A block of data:
|---|
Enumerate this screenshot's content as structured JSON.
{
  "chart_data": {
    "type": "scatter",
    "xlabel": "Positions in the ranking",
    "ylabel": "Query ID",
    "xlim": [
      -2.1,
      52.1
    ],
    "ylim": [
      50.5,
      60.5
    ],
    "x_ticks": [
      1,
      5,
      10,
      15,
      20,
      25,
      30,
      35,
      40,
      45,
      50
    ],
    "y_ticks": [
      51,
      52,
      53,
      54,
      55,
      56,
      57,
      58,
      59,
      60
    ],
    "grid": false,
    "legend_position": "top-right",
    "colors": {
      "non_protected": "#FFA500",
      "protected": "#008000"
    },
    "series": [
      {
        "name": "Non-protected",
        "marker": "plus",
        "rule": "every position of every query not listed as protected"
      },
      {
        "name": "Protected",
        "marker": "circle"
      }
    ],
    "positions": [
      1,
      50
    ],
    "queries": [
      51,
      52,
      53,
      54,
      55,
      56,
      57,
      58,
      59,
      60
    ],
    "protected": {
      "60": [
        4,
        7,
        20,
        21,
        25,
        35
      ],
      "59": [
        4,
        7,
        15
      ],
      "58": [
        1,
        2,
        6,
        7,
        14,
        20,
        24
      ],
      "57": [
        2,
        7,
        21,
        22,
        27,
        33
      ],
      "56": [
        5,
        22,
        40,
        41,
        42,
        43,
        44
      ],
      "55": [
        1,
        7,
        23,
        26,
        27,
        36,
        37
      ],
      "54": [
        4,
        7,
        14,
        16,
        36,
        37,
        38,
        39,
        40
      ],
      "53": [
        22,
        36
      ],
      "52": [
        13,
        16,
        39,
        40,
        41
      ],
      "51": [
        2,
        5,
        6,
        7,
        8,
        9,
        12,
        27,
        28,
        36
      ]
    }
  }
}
|---|
STATED PROBLEM: Print out the whole listing exactly as it appears.

RIGHT ANSWER:
Enumerate this screenshot's content as structured JSON.
{
  "chart_data": {
    "type": "scatter",
    "xlabel": "Positions in the ranking",
    "ylabel": "Query ID",
    "xlim": [
      -2.1,
      52.1
    ],
    "ylim": [
      50.5,
      60.5
    ],
    "x_ticks": [
      1,
      5,
      10,
      15,
      20,
      25,
      30,
      35,
      40,
      45,
      50
    ],
    "y_ticks": [
      51,
      52,
      53,
      54,
      55,
      56,
      57,
      58,
      59,
      60
    ],
    "grid": false,
    "legend_position": "top-right",
    "colors": {
      "non_protected": "#FFA500",
      "protected": "#008000"
    },
    "series": [
      {
        "name": "Non-protected",
        "marker": "plus",
        "rule": "every position of every query not listed as protected"
      },
      {
        "name": "Protected",
        "marker": "circle"
      }
    ],
    "positions": [
      1,
      50
    ],
    "queries": [
      51,
      52,
      53,
      54,
      55,
      56,
      57,
      58,
      59,
      60
    ],
    "protected": {
      "60": [
        4,
        7,
        20,
        21,
        25,
        35
      ],
      "59": [
        4,
        7,
        15
      ],
      "58": [
        1,
        2,
        6,
        7,
        14,
        20,
        24
      ],
      "57": [
        2,
        7,
        21,
        22,
        27,
        33
      ],
      "56": [
        5,
        22,
        40,
        41,
        42,
        43,
        44
      ],
      "55": [
        1,
        7,
        23,
        26,
        27,
        36,
        37
      ],
      "54": [
        4,
        7,
        14,
        16,
        36,
        37,
        38,
        39,
        40
      ],
      "53": [
        22,
        36
      ],
      "52": [
        13,
        16,
        39,
        40,
        41
      ],
      "51": [
        2,
        5,
        6,
        7,
        8,
        9,
        12,
        27,
        28,
        36
      ]
    }
  }
}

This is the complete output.